Only the lines from the one containing "Transcribe the text in this document." through the end of the records should be retyped, exactly and including both ends; pictures stay out.

**MATERIAL SHOWN**:
* * * * *
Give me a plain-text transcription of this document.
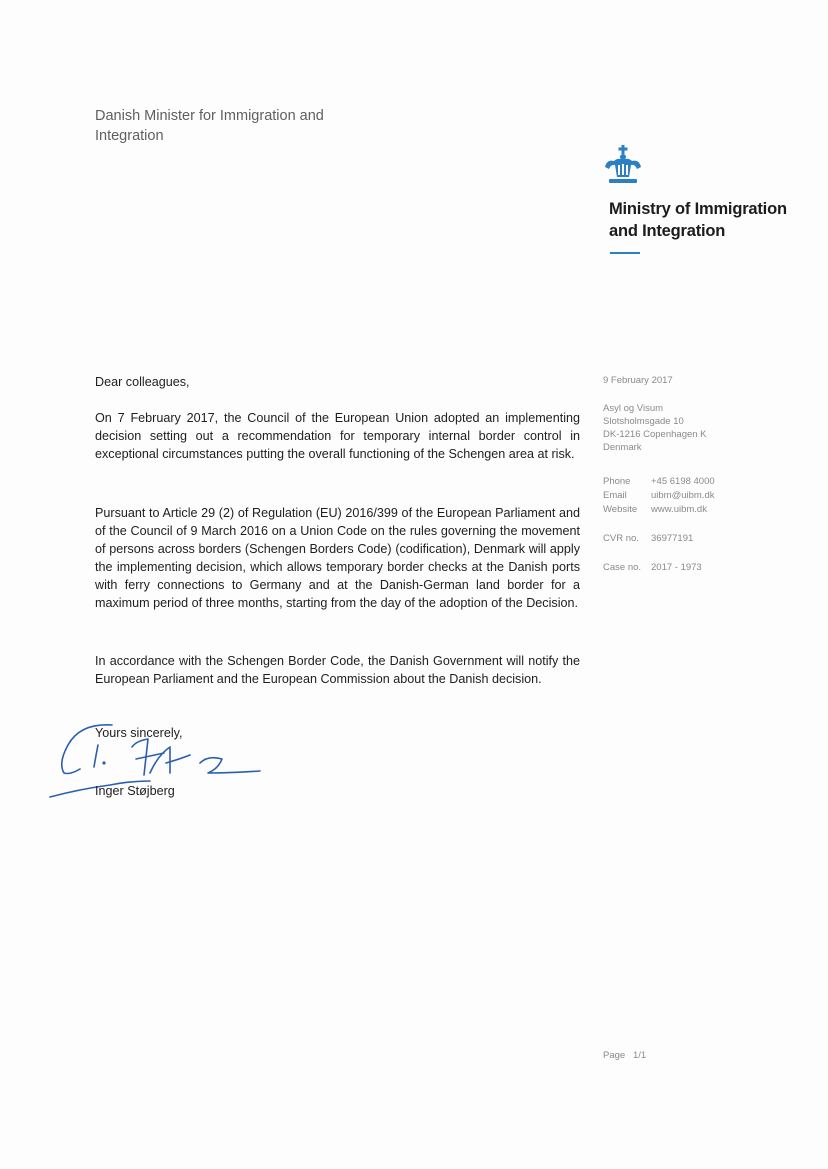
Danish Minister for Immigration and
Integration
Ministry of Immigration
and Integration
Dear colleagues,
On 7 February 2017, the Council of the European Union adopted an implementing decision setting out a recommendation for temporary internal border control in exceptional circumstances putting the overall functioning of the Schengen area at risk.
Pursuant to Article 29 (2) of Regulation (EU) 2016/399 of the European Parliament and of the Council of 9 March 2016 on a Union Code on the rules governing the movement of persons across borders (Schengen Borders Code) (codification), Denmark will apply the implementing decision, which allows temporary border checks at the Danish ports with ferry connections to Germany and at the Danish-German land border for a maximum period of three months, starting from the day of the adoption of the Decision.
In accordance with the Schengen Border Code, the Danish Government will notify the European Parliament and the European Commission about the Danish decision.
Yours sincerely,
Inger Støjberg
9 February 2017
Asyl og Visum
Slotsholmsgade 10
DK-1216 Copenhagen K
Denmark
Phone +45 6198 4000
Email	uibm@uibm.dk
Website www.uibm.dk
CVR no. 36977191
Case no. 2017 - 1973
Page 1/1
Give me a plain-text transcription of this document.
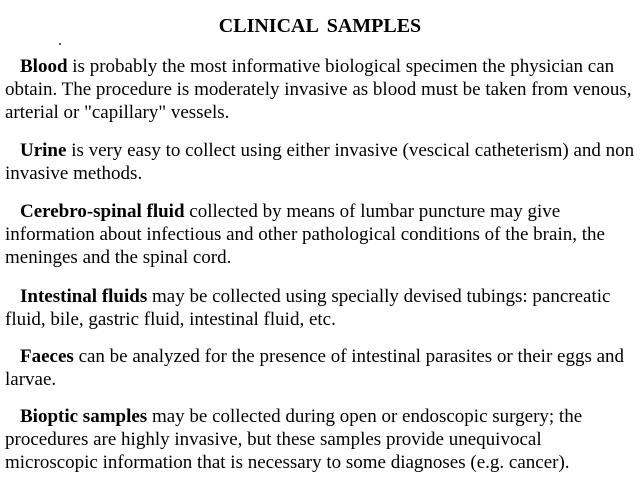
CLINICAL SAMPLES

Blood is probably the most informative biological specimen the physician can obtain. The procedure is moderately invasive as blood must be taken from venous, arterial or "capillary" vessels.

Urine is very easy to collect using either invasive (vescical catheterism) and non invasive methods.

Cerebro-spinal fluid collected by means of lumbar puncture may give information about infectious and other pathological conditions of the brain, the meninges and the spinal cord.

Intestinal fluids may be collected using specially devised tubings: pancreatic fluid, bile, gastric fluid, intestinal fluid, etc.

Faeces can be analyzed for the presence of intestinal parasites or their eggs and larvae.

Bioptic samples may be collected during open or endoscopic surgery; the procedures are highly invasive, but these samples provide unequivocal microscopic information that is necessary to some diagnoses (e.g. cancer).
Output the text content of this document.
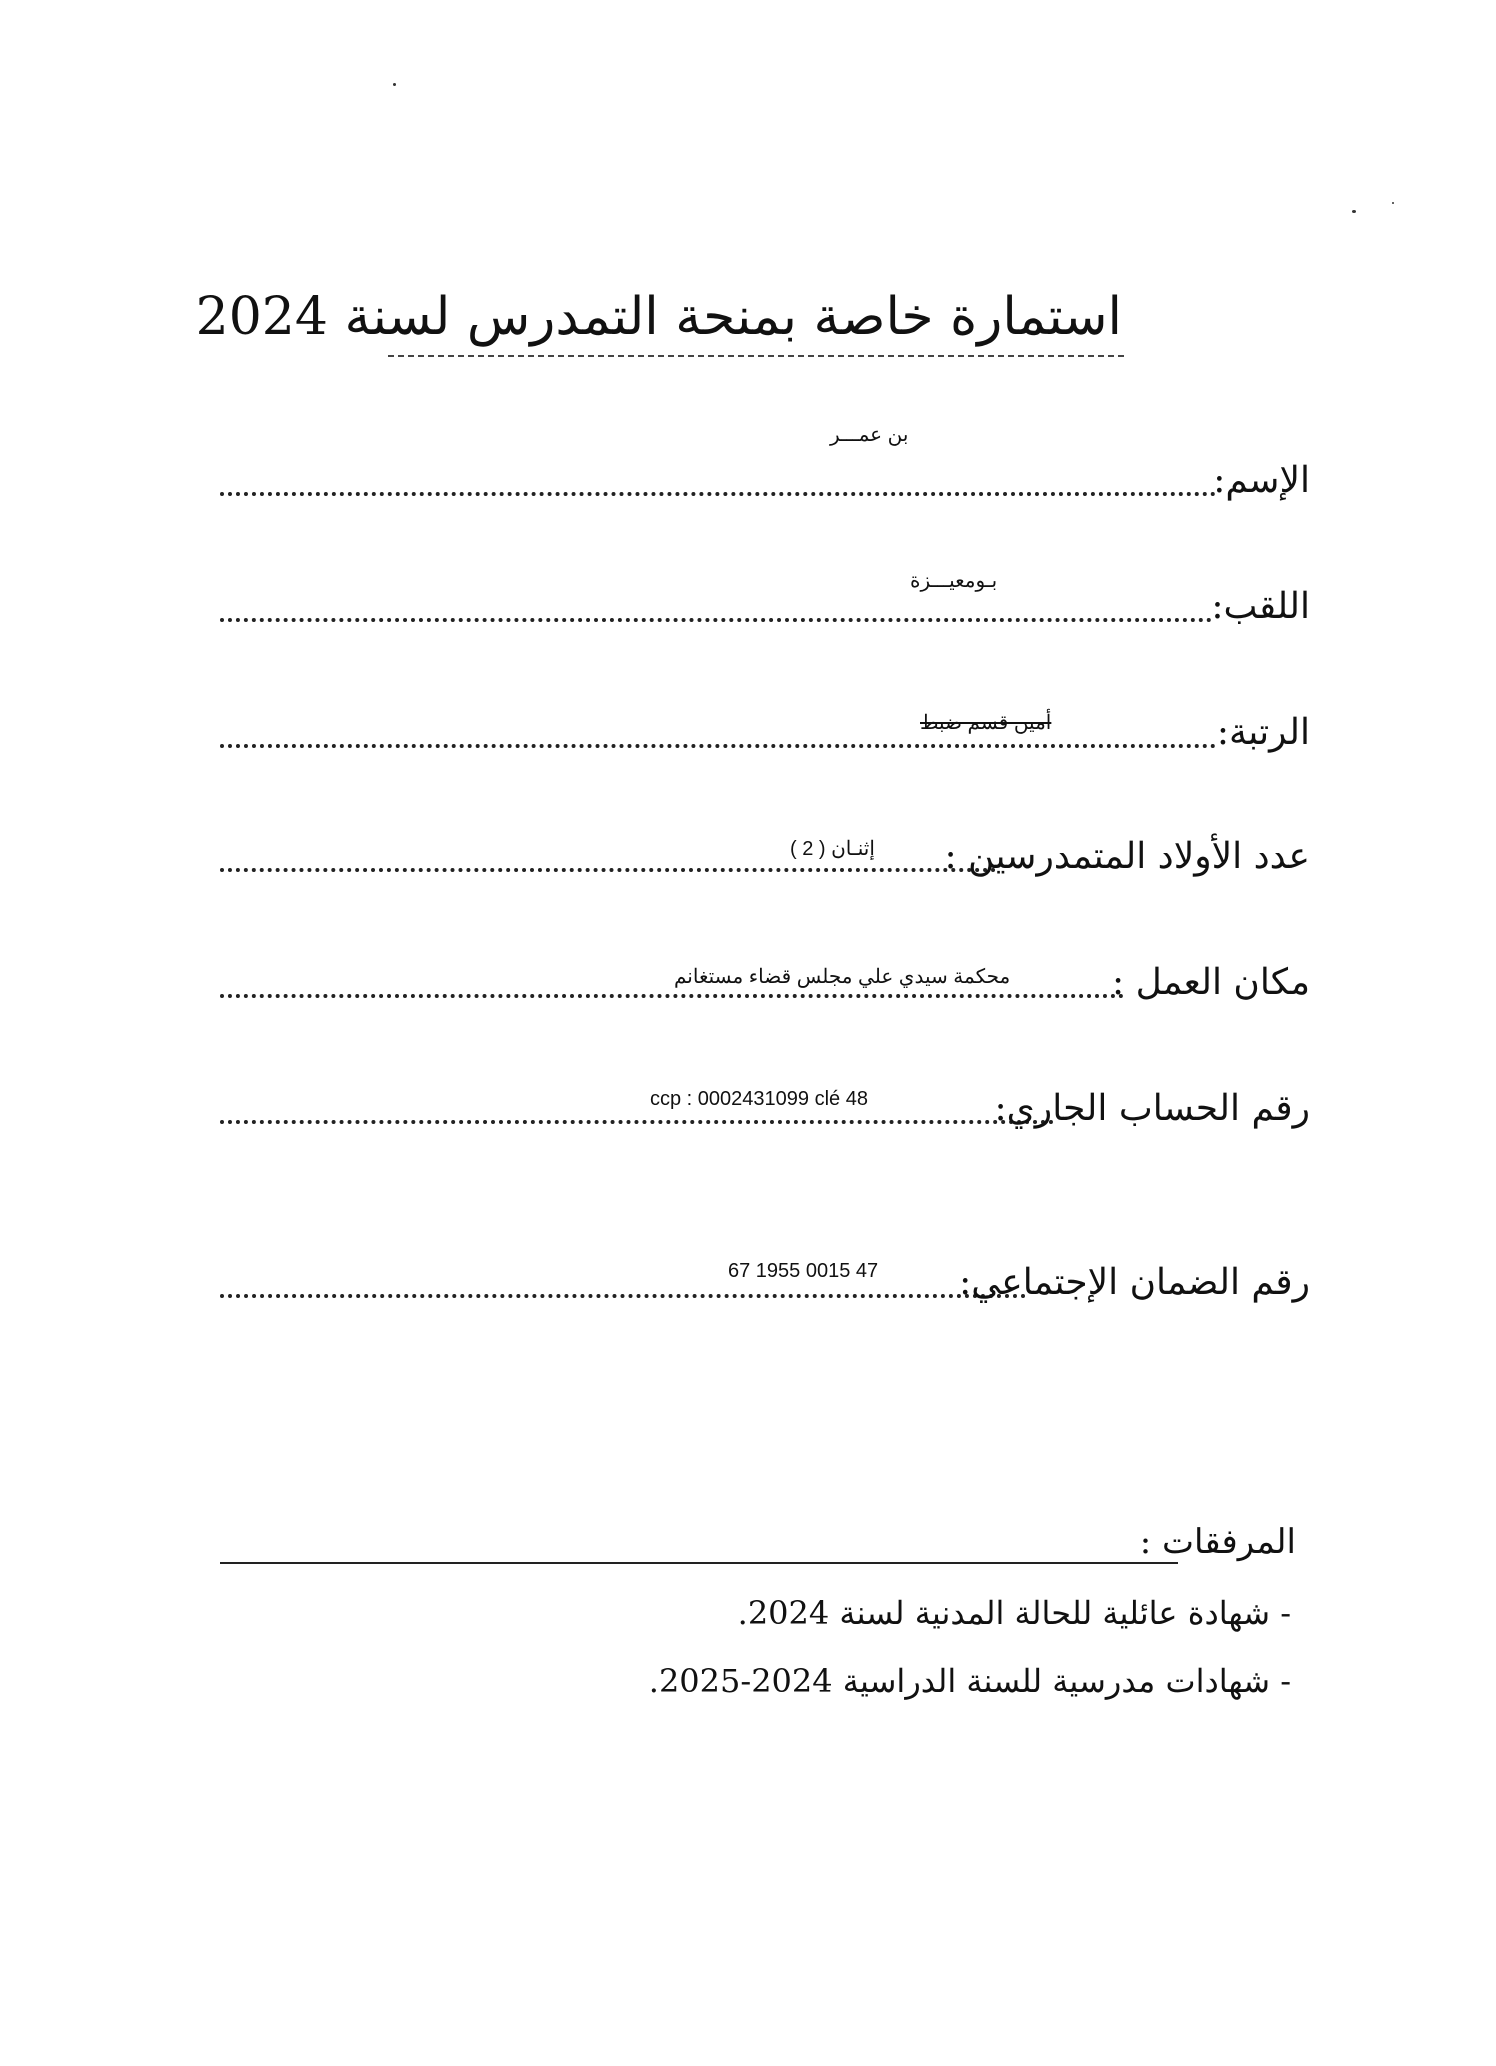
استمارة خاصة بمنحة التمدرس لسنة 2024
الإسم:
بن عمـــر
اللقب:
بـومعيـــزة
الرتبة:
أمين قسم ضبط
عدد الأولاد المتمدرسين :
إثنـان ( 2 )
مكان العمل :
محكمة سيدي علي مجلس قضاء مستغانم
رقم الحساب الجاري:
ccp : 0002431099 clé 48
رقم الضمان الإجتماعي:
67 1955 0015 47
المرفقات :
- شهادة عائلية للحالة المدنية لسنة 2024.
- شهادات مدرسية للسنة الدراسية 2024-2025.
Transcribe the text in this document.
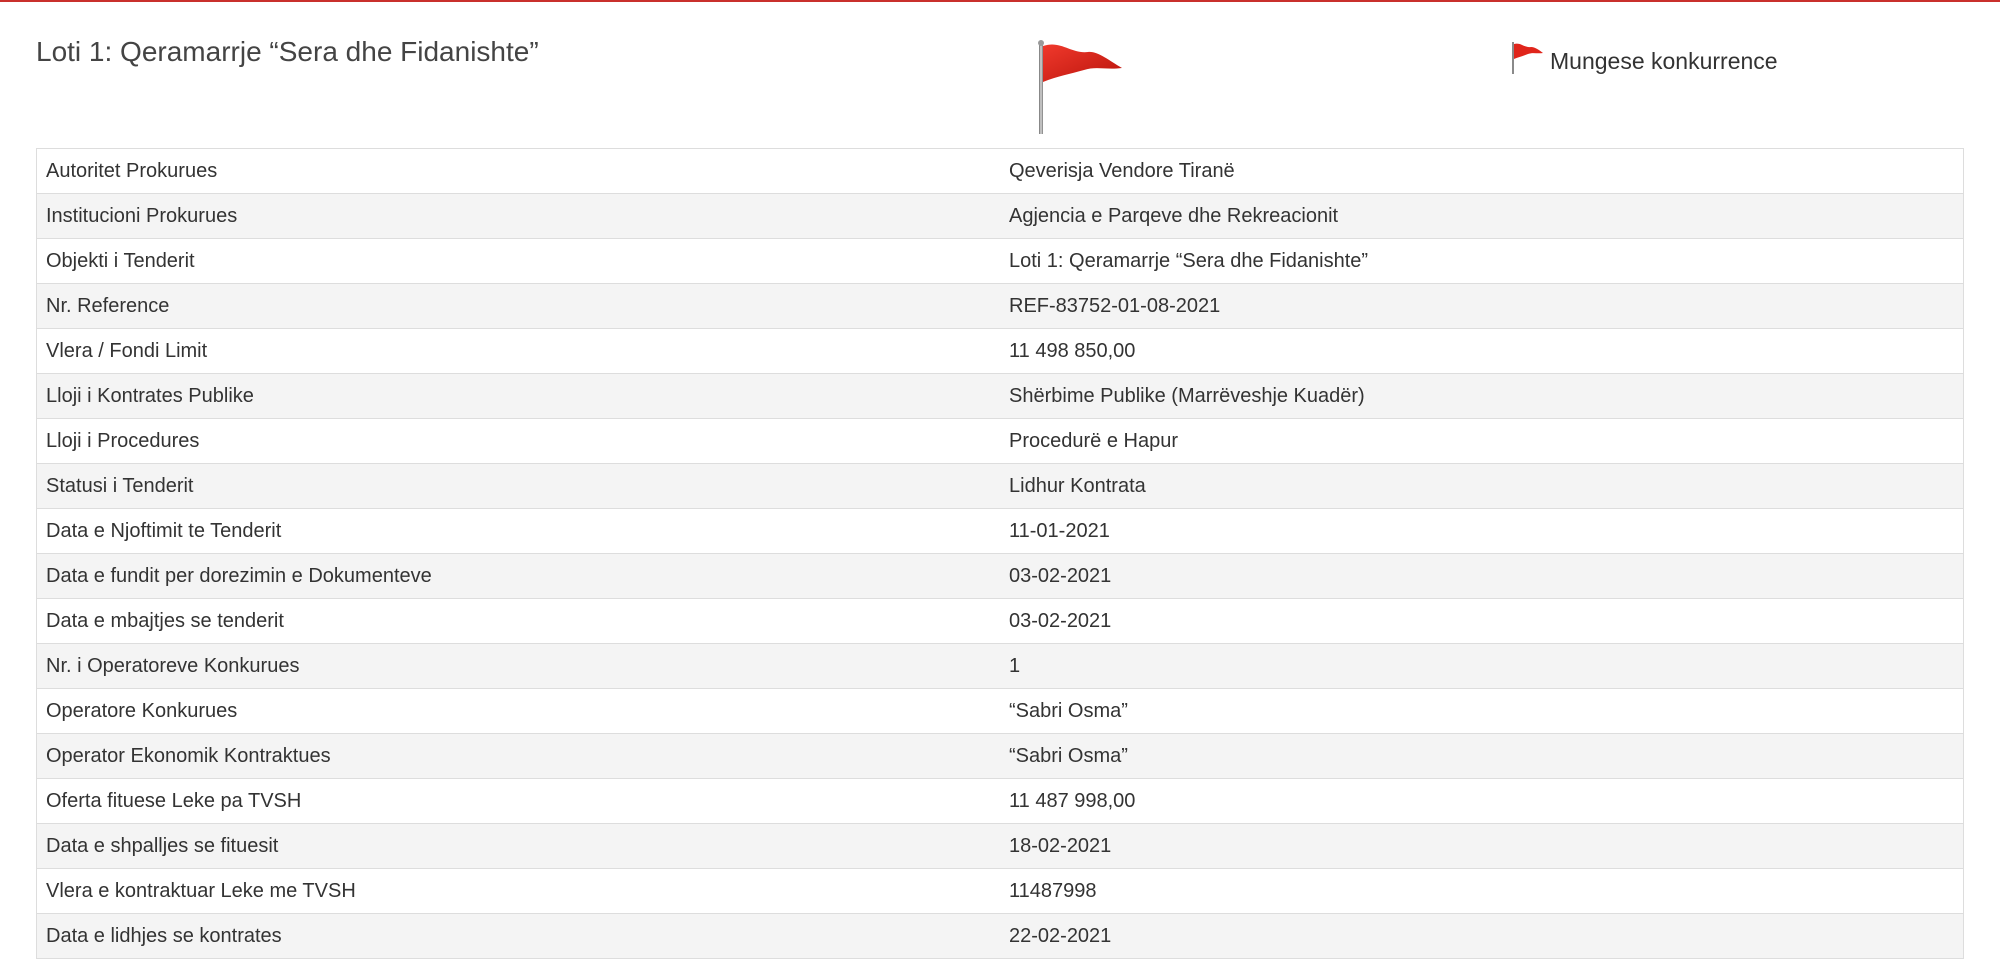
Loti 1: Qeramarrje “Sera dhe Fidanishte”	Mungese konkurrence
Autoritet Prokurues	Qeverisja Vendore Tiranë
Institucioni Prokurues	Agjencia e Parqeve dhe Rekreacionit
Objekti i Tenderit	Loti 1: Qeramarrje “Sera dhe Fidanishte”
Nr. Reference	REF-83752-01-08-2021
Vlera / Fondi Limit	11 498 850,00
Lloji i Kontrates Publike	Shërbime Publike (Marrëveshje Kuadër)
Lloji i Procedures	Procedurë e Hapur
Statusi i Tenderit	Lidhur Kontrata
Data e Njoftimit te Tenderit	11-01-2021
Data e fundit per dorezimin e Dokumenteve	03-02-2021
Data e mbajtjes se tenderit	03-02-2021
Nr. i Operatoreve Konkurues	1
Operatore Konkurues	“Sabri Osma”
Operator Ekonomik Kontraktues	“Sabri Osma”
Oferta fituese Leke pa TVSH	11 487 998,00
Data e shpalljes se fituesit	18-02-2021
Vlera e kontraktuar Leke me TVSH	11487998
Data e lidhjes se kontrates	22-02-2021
* * * * *
**SOLUTION TO THE PROBLEM**:
Transcribe the text in this document.
Loti 1: Qeramarrje “Sera dhe Fidanishte”	Mungese konkurrence
Autoritet Prokurues	Qeverisja Vendore Tiranë
Institucioni Prokurues	Agjencia e Parqeve dhe Rekreacionit
Objekti i Tenderit	Loti 1: Qeramarrje “Sera dhe Fidanishte”
Nr. Reference	REF-83752-01-08-2021
Vlera / Fondi Limit	11 498 850,00
Lloji i Kontrates Publike	Shërbime Publike (Marrëveshje Kuadër)
Lloji i Procedures	Procedurë e Hapur
Statusi i Tenderit	Lidhur Kontrata
Data e Njoftimit te Tenderit	11-01-2021
Data e fundit per dorezimin e Dokumenteve	03-02-2021
Data e mbajtjes se tenderit	03-02-2021
Nr. i Operatoreve Konkurues	1
Operatore Konkurues	“Sabri Osma”
Operator Ekonomik Kontraktues	“Sabri Osma”
Oferta fituese Leke pa TVSH	11 487 998,00
Data e shpalljes se fituesit	18-02-2021
Vlera e kontraktuar Leke me TVSH	11487998
Data e lidhjes se kontrates	22-02-2021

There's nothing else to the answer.